### Goal
Carry on the write-up about job-search resources from its final sentence, in the same voice.
--- start Reading passage ---
For the managers that did respond, we were surprised to see that in a few cases, they suggested we contact another company. One response was “well, that’s only about 20% of our business. You should go check out another company.” They did provide the name of a company. Over and over again, the firm’s leaders did not provide anything useful at all. They either said, sign up on our website or go somewhere else. That’s not what we were hoping for but in this little study, it seemed to be the standard response.

After we spent a little time on their website, reviewing their openings, it became clear that most of these firms serve the academic market. Obviously, academia has become a huge market. So much so that most firms we connected with listed academic positions as their most recent accomplishments.

VC firms. This resource isn’t something most people chase but it does exist. Venture Capitalist firms fund startups, early stage organizations, expansion, and mergers and acquisitions. While they typically work closely with entrepreneurs, they also stay connected to a group of managers and leaders who make themselves available to run the companies they fund for some length of time, which can be months to years. We looked up 5 firms in Atlanta and tried to reach out to them. Only one response from an administrator that said they didn’t deal with hiring managers. We also tried to reach them directly but no replies were provided.

Executives.  We know that many executives use search firms to help them find their next big assignment. So, we tapped the shoulders of a few executives to ask who they use and would they make a recommendation to their search firm for us. Strange thing about these search firms is that they don’t just work with anyone. The best way to get in is to have a referral. We tested this a few times and had good results with the executives that would work with us. You may find, however, that executives don’t like to give up information about how they get their jobs. It’s like showing your cards to everyone in a poker game. Your challenge with this resource is finding executives who will help you. This will almost be a mass marketing exercise, meaning that you will need to reach out to many executives to get a little bit of support.

Headhunters.  These are the free ones. You know, the resume banks. They work directly with companies who pay them to make recommendations for interviews by perusing through a stack of resumes they’ve collected. In our interactions with several, we received lots of encouragement from them with phrases like “if we see a match, we’ll get in touch with you.” To be successful with these guys, you need to build relationships with them over time. Otherwise, it’s a passive approach to finding a job.

Job Boards. This resource includes sites like Monster, ExecuNet, Linkedin, Ladders, etc. Many of these sites have a free sign up or are free altogether. We’ve tried out a few and didn’t find anything useful from them. We basically confirmed the old age that “anything worth having won’t be given to you.” Free service on these sites just means no service. Some of these sites have pay for service options as well but we found most of these to focus more on helping you with your resume, interview tips and job search methods. I think you can find most of that for free on the Internet already.
--- end Reading passage ---
--- start Stored records ---
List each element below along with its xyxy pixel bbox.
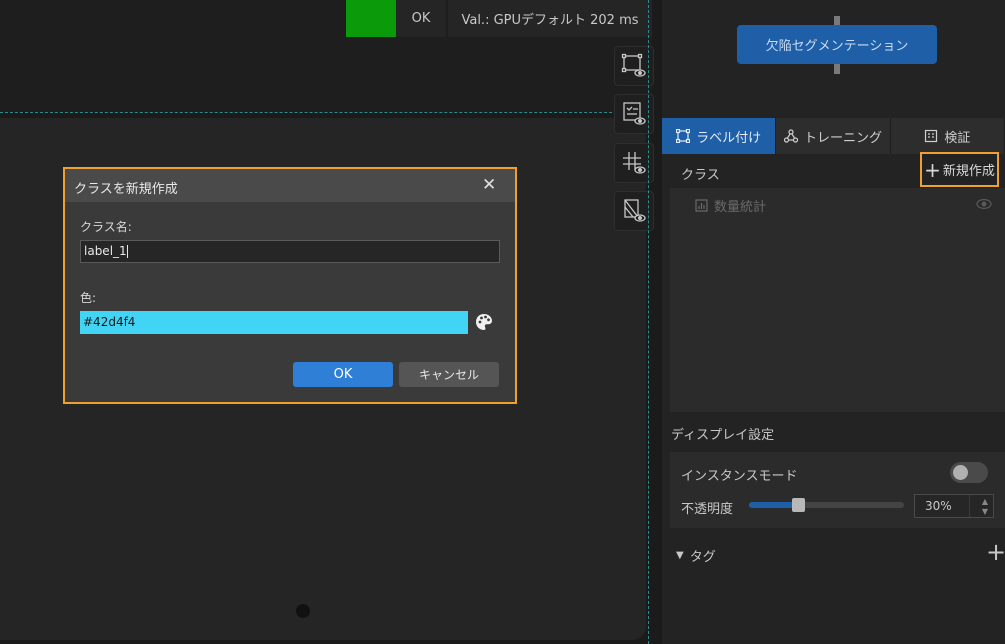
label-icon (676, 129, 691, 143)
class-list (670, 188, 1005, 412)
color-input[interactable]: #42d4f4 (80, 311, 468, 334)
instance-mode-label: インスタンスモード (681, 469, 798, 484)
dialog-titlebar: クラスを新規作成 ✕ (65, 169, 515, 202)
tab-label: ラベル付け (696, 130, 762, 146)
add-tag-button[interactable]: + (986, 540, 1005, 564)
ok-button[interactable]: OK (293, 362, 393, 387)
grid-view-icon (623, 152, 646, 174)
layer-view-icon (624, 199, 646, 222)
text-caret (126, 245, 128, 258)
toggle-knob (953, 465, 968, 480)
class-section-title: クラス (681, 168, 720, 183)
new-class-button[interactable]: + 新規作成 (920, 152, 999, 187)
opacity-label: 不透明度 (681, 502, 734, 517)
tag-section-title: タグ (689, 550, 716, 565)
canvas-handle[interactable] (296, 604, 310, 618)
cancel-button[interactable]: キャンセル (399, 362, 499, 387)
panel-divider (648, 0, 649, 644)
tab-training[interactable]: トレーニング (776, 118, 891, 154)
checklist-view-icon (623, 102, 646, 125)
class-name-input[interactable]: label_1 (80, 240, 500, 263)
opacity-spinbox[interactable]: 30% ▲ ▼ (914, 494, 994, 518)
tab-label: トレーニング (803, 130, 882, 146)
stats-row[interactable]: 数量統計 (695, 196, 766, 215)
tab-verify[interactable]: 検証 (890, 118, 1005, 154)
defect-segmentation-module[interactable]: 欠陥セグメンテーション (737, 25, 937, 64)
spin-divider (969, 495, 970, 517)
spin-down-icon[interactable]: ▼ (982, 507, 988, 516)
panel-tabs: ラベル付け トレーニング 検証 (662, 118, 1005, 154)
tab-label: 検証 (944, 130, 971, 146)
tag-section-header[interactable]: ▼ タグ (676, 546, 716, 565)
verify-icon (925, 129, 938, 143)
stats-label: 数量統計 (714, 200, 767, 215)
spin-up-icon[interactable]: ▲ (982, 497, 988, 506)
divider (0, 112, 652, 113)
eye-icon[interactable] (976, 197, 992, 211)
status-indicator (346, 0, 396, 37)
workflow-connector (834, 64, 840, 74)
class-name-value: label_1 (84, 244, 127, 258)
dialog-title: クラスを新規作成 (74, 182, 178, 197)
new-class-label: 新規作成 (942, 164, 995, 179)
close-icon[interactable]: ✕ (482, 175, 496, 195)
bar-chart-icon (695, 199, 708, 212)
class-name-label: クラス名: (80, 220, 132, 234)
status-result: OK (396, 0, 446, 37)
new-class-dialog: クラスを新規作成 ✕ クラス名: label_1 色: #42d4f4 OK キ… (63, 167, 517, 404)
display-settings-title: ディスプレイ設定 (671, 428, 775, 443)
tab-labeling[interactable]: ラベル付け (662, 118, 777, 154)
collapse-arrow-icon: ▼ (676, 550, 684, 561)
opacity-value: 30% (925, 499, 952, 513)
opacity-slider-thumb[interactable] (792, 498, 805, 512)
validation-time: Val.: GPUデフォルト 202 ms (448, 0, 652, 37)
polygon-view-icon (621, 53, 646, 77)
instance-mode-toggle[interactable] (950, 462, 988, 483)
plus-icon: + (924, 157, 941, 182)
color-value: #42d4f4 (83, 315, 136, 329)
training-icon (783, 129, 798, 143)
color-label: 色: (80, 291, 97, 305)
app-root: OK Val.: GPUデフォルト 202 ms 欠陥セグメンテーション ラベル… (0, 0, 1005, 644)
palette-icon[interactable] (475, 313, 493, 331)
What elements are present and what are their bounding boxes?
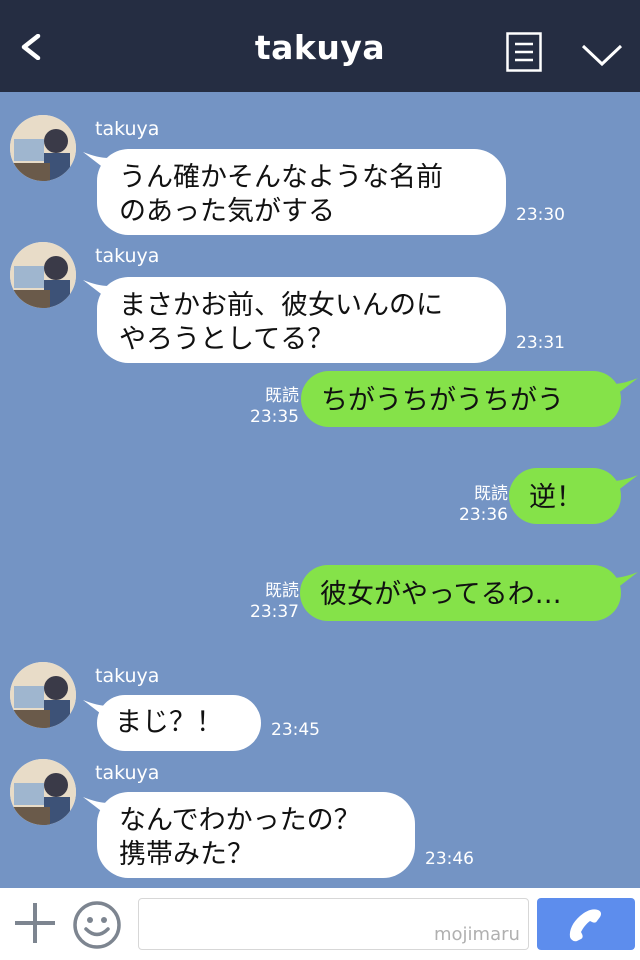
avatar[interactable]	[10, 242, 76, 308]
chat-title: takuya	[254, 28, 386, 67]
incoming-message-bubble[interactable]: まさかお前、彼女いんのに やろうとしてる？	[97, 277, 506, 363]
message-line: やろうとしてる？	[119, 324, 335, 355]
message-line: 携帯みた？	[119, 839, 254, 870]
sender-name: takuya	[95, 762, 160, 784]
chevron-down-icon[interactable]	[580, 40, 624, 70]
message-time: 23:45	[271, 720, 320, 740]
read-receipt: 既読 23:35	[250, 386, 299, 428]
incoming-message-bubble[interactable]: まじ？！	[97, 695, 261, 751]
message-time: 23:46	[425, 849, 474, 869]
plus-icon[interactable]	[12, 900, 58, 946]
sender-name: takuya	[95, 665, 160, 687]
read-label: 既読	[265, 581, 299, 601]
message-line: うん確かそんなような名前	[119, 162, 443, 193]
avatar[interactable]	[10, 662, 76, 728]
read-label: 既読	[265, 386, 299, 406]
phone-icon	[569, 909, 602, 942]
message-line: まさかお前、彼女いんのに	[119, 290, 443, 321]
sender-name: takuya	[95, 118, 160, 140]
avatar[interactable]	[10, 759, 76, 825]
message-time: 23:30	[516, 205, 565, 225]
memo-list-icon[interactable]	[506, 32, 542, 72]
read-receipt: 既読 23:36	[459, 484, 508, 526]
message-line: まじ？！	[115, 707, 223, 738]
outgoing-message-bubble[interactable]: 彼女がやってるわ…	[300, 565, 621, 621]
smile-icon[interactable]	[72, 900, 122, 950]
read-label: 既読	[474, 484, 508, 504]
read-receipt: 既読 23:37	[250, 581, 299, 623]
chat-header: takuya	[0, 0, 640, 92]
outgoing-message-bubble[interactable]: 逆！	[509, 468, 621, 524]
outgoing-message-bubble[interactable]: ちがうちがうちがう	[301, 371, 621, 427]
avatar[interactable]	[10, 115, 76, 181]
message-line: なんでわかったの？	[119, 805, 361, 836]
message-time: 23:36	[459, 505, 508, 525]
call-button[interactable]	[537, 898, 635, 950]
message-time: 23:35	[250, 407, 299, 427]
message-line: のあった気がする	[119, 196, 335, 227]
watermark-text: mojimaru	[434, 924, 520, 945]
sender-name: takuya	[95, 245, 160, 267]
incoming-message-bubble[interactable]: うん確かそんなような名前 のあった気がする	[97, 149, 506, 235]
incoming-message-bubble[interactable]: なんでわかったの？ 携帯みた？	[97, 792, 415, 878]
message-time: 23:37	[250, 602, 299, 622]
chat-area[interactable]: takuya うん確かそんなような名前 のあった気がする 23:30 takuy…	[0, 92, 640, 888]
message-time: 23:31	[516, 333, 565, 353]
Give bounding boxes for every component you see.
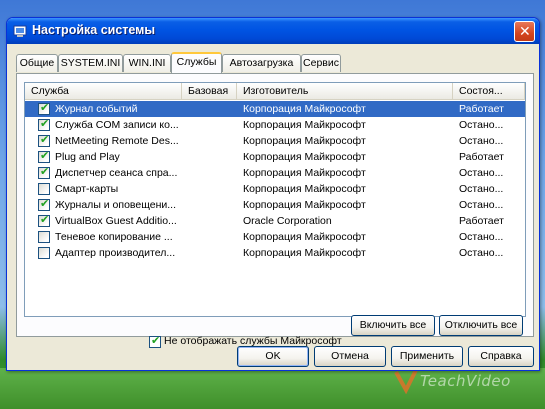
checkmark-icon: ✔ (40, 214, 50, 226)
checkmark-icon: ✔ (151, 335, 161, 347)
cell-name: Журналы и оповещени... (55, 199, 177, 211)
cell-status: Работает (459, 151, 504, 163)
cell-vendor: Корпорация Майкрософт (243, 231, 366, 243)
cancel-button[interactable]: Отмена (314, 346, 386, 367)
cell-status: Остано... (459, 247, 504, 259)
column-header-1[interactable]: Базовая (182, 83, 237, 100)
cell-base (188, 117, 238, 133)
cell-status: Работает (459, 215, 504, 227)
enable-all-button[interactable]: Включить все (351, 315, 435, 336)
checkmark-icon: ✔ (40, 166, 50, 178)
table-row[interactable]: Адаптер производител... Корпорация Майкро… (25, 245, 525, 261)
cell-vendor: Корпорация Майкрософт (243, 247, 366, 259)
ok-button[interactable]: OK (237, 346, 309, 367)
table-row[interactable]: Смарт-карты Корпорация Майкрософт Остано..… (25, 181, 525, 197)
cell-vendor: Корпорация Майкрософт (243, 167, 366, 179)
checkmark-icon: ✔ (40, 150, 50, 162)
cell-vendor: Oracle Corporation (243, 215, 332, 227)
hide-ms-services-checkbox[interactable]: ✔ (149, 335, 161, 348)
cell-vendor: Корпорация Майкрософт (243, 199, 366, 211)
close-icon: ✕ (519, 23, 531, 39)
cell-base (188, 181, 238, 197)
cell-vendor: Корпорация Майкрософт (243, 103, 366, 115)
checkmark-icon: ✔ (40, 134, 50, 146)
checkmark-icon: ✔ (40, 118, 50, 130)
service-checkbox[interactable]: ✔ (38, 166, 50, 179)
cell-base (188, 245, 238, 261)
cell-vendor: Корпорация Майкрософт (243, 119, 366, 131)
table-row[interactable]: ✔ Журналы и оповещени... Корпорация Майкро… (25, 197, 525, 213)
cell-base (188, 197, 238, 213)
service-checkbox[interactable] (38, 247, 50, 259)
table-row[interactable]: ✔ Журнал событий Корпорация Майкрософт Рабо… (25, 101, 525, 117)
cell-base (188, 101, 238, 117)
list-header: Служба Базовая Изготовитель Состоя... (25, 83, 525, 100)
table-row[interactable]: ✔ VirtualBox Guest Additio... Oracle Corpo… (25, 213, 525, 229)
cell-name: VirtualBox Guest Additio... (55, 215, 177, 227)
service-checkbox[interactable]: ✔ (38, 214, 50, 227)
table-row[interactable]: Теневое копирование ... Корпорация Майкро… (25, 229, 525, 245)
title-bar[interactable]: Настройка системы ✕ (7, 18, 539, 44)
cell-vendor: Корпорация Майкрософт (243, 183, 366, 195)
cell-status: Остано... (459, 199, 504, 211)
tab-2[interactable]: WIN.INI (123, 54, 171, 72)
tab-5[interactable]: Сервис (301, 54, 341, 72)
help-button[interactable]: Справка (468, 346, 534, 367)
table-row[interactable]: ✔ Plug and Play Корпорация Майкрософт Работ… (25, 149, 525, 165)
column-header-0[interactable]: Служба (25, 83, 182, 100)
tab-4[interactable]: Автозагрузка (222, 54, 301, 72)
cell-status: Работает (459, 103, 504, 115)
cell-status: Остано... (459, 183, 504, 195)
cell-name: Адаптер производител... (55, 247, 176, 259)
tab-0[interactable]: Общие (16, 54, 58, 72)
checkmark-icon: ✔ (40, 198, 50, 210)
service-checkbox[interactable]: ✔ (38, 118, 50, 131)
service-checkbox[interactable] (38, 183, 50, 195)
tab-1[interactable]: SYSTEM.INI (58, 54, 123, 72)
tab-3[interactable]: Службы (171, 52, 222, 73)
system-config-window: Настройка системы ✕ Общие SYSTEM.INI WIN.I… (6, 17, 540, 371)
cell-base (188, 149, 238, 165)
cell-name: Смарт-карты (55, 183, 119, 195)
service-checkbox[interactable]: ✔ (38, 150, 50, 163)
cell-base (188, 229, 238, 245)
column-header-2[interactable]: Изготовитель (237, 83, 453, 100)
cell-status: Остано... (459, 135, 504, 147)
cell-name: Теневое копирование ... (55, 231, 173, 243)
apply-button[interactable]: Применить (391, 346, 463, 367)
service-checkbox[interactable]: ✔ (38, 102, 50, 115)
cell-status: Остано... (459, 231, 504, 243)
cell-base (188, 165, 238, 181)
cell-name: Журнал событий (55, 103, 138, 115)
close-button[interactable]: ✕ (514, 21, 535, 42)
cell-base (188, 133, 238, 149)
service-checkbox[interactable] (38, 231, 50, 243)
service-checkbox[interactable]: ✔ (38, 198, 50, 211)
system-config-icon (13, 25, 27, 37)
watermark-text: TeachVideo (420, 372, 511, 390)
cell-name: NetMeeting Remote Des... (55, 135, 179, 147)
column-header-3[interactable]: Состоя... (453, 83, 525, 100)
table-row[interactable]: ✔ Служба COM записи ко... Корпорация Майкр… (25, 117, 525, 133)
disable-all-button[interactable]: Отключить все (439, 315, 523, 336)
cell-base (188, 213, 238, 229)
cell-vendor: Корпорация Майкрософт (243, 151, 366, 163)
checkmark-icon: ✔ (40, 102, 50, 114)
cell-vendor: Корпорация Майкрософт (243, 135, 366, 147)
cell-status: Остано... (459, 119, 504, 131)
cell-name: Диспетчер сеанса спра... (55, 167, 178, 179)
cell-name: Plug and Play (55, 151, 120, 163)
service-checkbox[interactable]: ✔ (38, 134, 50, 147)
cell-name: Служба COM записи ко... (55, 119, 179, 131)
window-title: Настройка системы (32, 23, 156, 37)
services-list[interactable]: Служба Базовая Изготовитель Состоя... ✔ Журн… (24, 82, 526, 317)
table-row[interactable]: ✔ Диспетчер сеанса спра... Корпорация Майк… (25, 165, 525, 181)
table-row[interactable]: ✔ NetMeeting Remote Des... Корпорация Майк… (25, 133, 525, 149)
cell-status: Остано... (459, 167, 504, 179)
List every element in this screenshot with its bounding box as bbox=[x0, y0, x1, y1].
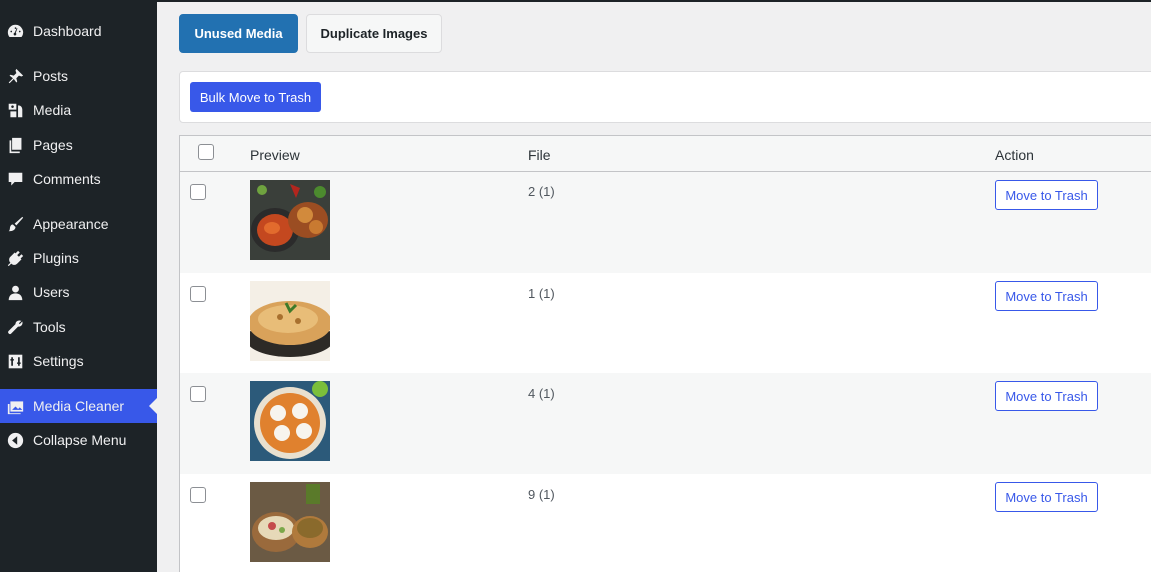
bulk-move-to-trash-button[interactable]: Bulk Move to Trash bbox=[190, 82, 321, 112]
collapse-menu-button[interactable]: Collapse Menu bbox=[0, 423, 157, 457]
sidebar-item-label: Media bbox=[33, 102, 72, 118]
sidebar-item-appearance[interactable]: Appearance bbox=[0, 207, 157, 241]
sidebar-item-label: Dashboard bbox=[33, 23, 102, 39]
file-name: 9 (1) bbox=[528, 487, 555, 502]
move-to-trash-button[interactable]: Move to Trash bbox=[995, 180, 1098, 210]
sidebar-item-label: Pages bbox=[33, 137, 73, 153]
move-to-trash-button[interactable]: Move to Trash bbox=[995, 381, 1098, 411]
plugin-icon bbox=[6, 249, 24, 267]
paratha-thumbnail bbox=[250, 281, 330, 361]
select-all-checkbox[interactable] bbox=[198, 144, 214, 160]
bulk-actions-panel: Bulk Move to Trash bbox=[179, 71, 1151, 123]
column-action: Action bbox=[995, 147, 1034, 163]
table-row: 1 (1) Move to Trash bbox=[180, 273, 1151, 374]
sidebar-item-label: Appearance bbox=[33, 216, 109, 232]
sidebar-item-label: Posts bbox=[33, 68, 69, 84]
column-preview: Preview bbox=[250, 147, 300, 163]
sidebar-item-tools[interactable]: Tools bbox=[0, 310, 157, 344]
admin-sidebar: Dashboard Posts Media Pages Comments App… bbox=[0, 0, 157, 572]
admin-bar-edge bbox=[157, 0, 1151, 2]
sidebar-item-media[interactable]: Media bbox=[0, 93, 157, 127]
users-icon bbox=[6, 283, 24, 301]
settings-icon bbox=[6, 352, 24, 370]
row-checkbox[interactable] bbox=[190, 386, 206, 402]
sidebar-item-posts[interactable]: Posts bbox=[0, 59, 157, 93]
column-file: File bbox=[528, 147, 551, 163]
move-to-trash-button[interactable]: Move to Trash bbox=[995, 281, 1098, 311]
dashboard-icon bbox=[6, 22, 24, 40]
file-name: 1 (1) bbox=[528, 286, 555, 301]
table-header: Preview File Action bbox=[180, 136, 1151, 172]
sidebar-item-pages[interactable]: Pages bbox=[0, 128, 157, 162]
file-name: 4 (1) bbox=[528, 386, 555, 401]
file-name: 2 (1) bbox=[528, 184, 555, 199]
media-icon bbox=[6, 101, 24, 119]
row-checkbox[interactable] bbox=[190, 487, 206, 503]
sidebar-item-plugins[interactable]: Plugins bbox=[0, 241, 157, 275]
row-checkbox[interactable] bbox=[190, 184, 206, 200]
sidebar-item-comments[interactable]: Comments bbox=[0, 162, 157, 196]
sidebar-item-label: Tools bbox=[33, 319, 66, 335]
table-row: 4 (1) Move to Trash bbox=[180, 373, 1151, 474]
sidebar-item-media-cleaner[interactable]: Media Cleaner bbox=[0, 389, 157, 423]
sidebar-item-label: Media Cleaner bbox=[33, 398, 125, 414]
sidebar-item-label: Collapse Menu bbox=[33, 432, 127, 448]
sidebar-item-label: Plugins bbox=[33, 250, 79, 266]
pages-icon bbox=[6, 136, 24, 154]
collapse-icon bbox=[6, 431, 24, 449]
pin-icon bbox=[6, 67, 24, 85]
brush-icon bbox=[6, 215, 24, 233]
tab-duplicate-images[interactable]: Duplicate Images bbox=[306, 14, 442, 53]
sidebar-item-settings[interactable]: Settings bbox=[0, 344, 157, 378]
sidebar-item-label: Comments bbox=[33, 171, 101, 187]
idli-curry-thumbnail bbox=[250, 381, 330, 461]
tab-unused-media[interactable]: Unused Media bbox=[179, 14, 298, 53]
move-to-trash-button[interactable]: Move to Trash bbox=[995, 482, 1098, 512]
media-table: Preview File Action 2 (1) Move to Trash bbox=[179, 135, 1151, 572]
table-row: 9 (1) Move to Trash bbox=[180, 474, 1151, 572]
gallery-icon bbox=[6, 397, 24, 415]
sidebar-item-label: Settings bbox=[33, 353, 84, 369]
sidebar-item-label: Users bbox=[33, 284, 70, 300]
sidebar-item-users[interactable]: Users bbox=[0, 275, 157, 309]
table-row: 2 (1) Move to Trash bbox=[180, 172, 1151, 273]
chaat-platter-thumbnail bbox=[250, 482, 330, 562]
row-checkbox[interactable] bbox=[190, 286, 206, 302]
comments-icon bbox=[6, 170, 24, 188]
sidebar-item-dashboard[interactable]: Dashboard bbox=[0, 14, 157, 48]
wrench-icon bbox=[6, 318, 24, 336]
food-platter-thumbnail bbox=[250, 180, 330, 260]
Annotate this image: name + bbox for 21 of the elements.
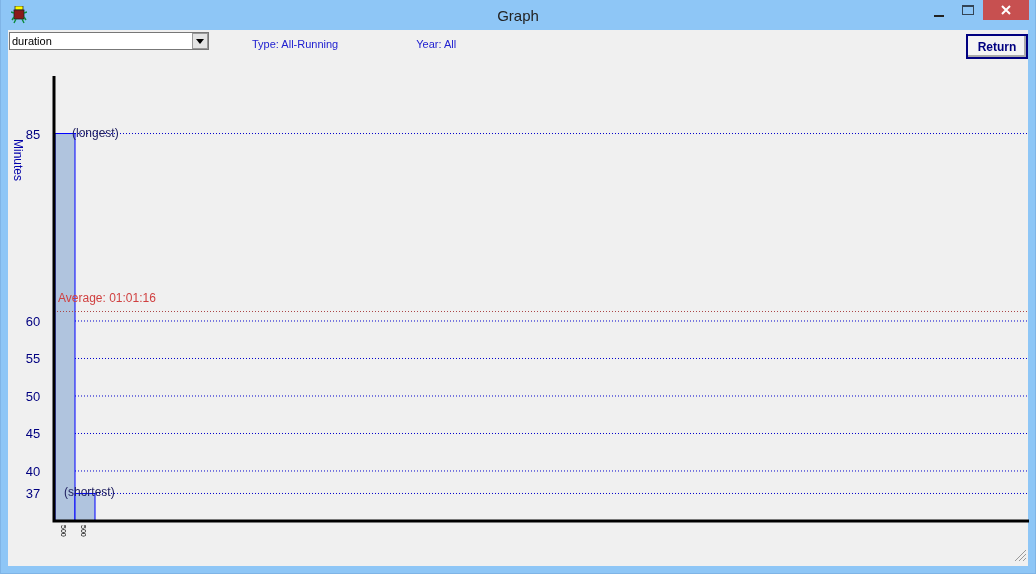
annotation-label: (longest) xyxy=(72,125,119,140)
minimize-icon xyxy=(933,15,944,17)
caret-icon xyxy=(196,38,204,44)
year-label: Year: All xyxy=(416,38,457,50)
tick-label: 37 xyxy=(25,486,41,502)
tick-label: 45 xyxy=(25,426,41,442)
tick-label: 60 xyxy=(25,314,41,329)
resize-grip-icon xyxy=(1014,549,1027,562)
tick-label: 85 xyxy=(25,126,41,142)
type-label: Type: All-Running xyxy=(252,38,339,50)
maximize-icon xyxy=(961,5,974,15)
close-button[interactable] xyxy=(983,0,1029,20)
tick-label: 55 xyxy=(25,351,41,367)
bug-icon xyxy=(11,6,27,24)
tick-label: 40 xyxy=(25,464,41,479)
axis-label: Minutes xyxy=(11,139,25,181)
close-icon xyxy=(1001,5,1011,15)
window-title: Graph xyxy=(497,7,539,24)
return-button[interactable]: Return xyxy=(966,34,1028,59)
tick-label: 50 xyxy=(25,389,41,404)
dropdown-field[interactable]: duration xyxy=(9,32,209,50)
--- end Stored records ---
### Expected answer
If there is one thing you need to know about the job search is that it is a business for most of the resources you will use. These resources have to be paid and this funding often comes from the companies doing the hiring. Don’t ever get the idea that they are working specifically for you, even when you are paying them. These companies make money by promoting the idea that they have influence on the companies (and maybe some do). Your best bet is to network with employees inside the company and gain their support in promoting you to hiring managers. Before you start the networking process, make sure you have a well-defined personal brand. Selling yourself is difficult today and if you don’t have a well-tuned communication plan, people will lose interest in you. Oh, you may also want to consider using many of the old techniques such as actually meeting people and talking about opportunities. Make it personal. I know we all consider the job search to be formal and rigid, but it isn’t. It’s often informal and very personal.

The MBA Nightmare

Here’s a story that might keep you up at night. I was talking with a client who had graduated with his MBA just a year ago. He was upset that things had not changed for him in his current company. No raise. No promotion. No new opportunities. In fact, no one even recognized that he earned his MBA. “My job doesn’t require an MBA but I have one. Now I worry that my current employer will see me as overqualified, likely to get bored and leave, further damaging my career mobility,” he explained.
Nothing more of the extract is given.